§ **SET TASK A**:
Return the text on the diagonalization theorem exactly as it reads between "Let \(A\in \mathbb" and "consisting of eigenvectors of \(A\).", inclusive.

§ **QUOTED PASSAGE**:
An eigenbasis of \(\mathbb F^n\) for a matrix \(A\) is a basis of \(\mathbb F^n\) consisting entirely of eigenvectors of \(A\).

NoteTheorem 7.1: Diagonalization theorem

Let \(A\in \mathbb F^{n\times n}\). Then \(A\) is diagonalizable over \(\mathbb F\) if and only if \(\mathbb F^n\) has a basis consisting of eigenvectors of \(A\).

More explicitly, if

\[ A\mathbf{v}_i=\lambda_i\mathbf{v}_i, \qquad i=1,\ldots,n, \]

and \(\mathbf{v}_1,\ldots,\mathbf{v}_n\) are linearly independent, then

\[ P=[\mathbf{v}_1\ \cdots\ \mathbf{v}_n], \qquad D=\operatorname{diag}(\lambda_1,\ldots,\lambda_n), \]

and

\[ A=PDP^{-1}. \]

Proof of Theorem 7.1

Suppose \(A\) has a basis of eigenvectors \(\mathbf{v}_1,\ldots,\mathbf{v}_n\) with

\[ A\mathbf{v}_i=\lambda_i\mathbf{v}_i. \]

Let

\[ P=[\mathbf{v}_1\ \cdots\ \mathbf{v}_n], \qquad D=\operatorname{diag}(\lambda_1,\ldots,\lambda_n). \]

Since the vectors form a basis, \(P\) is invertible. Also,

\[ AP=[A\mathbf{v}_1\ \cdots\ A\mathbf{v}_n] =[\lambda_1\mathbf{v}_1\ \cdots\ \lambda_n\mathbf{v}_n] =PD. \]

Multiplying on the right by \(P^{-1}\) gives

\[ A=PDP^{-1}. \]

Conversely, suppose \(A=PDP^{-1}\), where \(D\) is diagonal. Then

\[ AP=PD. \]

The columns of \(P\) are linearly independent because \(P\) is invertible. If \(D=\operatorname{diag}(\lambda_1,\ldots,\lambda_n)\), the equation \(AP=PD\) says that the \(i\)th column of \(P\) is an eigenvector with eigenvalue \(\lambda_i\). Thus the columns of \(P\) form an eigenbasis.

§ **SET TASK B**:
Retype the records exactly, from their first line through the line holding "date-label: JAN 2 xyxy=(214,458,262,477)", inclusive.

§ **RAW RECORDS**:
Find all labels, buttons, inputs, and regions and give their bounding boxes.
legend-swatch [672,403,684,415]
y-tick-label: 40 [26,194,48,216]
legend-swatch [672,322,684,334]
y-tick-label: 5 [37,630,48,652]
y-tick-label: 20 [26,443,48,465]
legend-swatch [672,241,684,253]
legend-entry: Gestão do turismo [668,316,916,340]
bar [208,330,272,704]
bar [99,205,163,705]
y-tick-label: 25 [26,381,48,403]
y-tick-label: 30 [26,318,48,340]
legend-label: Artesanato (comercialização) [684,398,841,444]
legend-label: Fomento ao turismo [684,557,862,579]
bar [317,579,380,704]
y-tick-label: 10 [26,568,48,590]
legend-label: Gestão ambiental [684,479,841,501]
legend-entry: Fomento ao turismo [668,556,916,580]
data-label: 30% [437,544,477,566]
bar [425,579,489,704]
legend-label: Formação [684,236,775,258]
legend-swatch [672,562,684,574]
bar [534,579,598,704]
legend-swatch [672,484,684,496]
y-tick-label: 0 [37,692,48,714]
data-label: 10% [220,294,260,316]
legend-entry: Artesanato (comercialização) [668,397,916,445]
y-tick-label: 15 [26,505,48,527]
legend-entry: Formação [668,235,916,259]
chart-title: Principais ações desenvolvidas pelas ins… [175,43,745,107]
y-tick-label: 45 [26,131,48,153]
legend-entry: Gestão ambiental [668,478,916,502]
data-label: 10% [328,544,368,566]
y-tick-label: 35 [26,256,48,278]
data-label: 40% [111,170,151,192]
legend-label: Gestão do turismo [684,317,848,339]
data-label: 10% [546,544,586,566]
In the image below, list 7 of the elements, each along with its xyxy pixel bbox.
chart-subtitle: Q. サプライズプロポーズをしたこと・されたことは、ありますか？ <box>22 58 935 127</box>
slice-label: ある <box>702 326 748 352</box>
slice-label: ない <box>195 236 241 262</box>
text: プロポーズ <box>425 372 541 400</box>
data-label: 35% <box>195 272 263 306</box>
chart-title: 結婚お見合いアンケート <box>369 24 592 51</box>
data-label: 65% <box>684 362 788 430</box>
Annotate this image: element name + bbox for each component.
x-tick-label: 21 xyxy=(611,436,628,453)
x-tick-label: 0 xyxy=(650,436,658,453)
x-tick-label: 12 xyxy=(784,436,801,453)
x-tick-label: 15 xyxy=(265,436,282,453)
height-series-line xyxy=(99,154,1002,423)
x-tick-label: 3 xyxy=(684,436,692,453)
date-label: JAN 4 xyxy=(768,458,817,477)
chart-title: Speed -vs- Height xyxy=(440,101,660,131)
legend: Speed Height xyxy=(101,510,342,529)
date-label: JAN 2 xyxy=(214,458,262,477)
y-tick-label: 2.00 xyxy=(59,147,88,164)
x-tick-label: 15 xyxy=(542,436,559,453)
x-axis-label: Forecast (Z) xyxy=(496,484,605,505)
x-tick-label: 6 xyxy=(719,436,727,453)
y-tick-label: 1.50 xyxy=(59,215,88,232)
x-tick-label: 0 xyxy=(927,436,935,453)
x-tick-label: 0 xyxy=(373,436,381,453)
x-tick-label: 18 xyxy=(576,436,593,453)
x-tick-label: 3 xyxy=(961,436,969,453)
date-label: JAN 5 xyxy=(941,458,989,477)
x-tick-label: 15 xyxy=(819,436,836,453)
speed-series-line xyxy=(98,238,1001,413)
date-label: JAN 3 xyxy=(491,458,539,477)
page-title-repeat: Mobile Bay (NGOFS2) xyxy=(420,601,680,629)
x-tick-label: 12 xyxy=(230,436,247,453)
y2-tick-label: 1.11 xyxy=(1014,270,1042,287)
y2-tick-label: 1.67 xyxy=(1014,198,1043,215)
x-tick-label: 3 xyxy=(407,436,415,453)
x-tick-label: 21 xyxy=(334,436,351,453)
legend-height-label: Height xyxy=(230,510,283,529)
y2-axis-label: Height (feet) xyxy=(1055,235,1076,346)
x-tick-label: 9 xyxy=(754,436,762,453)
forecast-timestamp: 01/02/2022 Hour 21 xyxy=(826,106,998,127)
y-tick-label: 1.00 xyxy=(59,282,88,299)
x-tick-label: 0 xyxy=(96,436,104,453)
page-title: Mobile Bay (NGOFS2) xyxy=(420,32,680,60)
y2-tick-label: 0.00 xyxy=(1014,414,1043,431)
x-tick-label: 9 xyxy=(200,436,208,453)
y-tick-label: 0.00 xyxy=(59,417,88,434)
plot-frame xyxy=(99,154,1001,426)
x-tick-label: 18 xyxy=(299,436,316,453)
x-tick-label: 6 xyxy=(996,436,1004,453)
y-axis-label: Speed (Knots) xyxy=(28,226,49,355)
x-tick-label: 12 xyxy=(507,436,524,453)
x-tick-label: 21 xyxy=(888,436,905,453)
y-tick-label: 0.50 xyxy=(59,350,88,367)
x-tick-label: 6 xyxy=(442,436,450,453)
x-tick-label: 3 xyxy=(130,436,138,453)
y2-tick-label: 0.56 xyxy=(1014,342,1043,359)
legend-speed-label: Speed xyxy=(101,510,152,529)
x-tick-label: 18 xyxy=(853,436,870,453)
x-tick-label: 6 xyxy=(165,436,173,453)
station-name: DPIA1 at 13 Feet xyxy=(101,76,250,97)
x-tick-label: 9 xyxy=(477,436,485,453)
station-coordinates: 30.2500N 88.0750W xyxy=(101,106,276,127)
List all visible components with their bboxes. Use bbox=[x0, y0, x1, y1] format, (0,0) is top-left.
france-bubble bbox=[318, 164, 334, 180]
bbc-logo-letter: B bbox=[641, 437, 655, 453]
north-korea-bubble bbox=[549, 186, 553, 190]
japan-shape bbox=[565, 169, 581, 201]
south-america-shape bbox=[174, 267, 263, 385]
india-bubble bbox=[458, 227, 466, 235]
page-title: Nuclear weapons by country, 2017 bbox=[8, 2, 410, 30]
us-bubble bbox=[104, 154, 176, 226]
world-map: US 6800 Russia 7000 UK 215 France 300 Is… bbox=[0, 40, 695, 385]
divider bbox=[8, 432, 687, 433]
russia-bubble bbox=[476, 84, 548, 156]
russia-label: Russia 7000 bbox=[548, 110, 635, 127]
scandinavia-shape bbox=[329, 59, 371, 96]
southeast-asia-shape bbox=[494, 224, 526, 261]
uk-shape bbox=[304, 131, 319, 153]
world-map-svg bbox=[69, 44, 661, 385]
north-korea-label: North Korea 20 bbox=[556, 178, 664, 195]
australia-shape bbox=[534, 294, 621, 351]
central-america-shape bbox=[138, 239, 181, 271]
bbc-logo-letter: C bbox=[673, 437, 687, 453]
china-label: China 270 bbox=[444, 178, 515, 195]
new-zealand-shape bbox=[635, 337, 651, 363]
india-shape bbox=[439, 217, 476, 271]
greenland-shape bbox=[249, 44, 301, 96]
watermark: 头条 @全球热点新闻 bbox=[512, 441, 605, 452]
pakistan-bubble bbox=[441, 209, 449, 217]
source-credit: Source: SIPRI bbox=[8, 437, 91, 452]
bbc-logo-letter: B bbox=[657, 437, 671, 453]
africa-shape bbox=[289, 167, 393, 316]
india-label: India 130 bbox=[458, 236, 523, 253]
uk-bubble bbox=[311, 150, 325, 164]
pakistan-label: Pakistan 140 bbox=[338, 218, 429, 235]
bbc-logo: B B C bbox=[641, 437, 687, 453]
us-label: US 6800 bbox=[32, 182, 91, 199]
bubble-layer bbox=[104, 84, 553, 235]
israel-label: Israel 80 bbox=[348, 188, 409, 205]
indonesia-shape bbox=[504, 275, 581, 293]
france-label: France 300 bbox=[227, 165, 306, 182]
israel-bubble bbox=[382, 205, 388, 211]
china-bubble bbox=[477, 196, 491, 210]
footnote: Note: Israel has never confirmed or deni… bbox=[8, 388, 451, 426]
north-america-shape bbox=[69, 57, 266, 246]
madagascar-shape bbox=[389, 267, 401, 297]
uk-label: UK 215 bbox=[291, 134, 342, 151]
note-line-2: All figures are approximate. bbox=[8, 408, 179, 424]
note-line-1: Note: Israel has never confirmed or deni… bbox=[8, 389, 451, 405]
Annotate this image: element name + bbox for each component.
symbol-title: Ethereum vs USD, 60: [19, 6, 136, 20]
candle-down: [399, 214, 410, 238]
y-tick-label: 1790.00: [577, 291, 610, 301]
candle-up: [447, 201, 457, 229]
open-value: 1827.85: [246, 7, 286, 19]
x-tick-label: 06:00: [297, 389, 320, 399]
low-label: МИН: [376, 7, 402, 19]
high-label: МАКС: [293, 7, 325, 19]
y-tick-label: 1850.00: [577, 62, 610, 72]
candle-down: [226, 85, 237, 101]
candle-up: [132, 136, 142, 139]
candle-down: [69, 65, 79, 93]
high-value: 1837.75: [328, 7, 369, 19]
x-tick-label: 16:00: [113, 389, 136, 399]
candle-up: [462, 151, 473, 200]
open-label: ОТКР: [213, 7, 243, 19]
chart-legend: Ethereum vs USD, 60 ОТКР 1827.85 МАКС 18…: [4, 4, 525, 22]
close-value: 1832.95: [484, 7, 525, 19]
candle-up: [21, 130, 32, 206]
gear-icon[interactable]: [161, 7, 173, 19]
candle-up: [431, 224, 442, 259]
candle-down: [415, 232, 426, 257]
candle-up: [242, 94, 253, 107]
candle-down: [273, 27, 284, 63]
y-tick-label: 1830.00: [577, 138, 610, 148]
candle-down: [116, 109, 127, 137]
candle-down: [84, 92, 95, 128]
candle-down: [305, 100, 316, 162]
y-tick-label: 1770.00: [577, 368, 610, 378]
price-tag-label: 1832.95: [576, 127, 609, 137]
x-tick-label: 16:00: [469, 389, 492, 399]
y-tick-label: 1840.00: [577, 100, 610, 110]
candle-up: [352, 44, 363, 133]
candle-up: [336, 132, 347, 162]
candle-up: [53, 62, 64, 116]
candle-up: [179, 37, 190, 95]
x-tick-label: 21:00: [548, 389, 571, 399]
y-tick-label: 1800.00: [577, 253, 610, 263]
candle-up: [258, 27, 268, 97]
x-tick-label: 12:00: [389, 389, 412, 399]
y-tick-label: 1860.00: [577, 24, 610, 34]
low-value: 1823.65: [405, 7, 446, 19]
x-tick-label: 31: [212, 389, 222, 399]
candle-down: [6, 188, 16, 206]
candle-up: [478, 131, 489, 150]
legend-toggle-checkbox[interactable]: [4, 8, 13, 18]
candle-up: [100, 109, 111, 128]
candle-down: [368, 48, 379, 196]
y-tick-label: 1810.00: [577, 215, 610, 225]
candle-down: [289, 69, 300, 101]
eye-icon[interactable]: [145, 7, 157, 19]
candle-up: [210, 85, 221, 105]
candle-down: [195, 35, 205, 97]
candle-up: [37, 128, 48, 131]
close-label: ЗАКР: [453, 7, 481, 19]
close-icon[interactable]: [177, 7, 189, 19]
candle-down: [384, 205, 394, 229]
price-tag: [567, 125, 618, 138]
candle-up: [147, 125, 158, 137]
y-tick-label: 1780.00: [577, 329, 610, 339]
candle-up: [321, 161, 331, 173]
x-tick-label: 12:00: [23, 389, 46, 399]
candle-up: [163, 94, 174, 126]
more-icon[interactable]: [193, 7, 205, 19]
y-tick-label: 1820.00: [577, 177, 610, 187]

§ **WRITTEN RESPONSE A**:
Let \(A\in \mathbb F^{n\times n}\). Then \(A\) is diagonalizable over \(\mathbb F\) if and only if \(\mathbb F^n\) has a basis consisting of eigenvectors of \(A\).

§ **WRITTEN RESPONSE B**:
Find all labels, buttons, inputs, and regions and give their bounding boxes.
legend-swatch [672,403,684,415]
y-tick-label: 40 [26,194,48,216]
legend-swatch [672,322,684,334]
y-tick-label: 5 [37,630,48,652]
y-tick-label: 20 [26,443,48,465]
legend-swatch [672,241,684,253]
legend-entry: Gestão do turismo [668,316,916,340]
bar [208,330,272,704]
bar [99,205,163,705]
y-tick-label: 25 [26,381,48,403]
y-tick-label: 30 [26,318,48,340]
legend-label: Artesanato (comercialização) [684,398,841,444]
legend-label: Fomento ao turismo [684,557,862,579]
bar [317,579,380,704]
y-tick-label: 10 [26,568,48,590]
legend-label: Gestão ambiental [684,479,841,501]
legend-entry: Fomento ao turismo [668,556,916,580]
data-label: 30% [437,544,477,566]
bar [425,579,489,704]
legend-label: Formação [684,236,775,258]
legend-swatch [672,562,684,574]
bar [534,579,598,704]
legend-swatch [672,484,684,496]
y-tick-label: 0 [37,692,48,714]
data-label: 10% [220,294,260,316]
legend-entry: Artesanato (comercialização) [668,397,916,445]
y-tick-label: 15 [26,505,48,527]
legend-entry: Formação [668,235,916,259]
chart-title: Principais ações desenvolvidas pelas ins… [175,43,745,107]
y-tick-label: 45 [26,131,48,153]
legend-entry: Gestão ambiental [668,478,916,502]
data-label: 10% [328,544,368,566]
y-tick-label: 35 [26,256,48,278]
data-label: 40% [111,170,151,192]
legend-label: Gestão do turismo [684,317,848,339]
data-label: 10% [546,544,586,566]
In the image below, list 7 of the elements, each along with its xyxy pixel bbox.
chart-subtitle: Q. サプライズプロポーズをしたこと・されたことは、ありますか？ <box>22 58 935 127</box>
slice-label: ある <box>702 326 748 352</box>
slice-label: ない <box>195 236 241 262</box>
text: プロポーズ <box>425 372 541 400</box>
data-label: 35% <box>195 272 263 306</box>
chart-title: 結婚お見合いアンケート <box>369 24 592 51</box>
data-label: 65% <box>684 362 788 430</box>
Annotate this image: element name + bbox for each component.
x-tick-label: 21 xyxy=(611,436,628,453)
x-tick-label: 0 xyxy=(650,436,658,453)
x-tick-label: 12 xyxy=(784,436,801,453)
x-tick-label: 15 xyxy=(265,436,282,453)
height-series-line xyxy=(99,154,1002,423)
x-tick-label: 3 xyxy=(684,436,692,453)
date-label: JAN 4 xyxy=(768,458,817,477)
chart-title: Speed -vs- Height xyxy=(440,101,660,131)
legend: Speed Height xyxy=(101,510,342,529)
date-label: JAN 2 xyxy=(214,458,262,477)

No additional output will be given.